> **EXERCISE BRIEF**
Extract, from the records beneath this instruction, each line that contains the word "documents".
Start
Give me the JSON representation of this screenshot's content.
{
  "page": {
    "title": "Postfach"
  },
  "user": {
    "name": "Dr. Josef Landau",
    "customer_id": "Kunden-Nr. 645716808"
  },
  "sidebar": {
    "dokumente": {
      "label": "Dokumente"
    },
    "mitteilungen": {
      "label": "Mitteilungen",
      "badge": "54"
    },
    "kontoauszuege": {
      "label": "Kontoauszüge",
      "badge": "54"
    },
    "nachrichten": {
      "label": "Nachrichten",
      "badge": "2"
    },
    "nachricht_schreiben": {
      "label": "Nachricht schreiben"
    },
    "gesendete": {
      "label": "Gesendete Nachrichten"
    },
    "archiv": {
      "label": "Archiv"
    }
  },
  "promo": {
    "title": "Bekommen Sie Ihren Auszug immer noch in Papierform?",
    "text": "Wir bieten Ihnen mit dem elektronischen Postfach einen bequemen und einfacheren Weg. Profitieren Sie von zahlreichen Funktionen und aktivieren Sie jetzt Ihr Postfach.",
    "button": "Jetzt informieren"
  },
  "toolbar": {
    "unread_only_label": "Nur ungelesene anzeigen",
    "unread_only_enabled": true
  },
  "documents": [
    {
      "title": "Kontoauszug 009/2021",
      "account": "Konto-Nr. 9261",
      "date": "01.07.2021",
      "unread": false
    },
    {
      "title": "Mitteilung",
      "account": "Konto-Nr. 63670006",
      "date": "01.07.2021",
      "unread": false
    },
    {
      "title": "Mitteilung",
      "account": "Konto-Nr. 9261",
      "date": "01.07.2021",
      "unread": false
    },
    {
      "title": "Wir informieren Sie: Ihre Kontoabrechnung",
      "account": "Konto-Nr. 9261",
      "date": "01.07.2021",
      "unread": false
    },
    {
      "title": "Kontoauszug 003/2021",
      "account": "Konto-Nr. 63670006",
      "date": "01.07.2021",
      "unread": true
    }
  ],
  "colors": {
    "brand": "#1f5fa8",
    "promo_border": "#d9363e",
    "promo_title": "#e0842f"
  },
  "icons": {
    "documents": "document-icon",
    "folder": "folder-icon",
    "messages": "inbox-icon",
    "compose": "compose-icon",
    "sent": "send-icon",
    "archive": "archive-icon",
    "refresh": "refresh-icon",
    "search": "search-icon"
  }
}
End
> **EXERCISE ANSWER**
  "documents": [
    "documents": "document-icon",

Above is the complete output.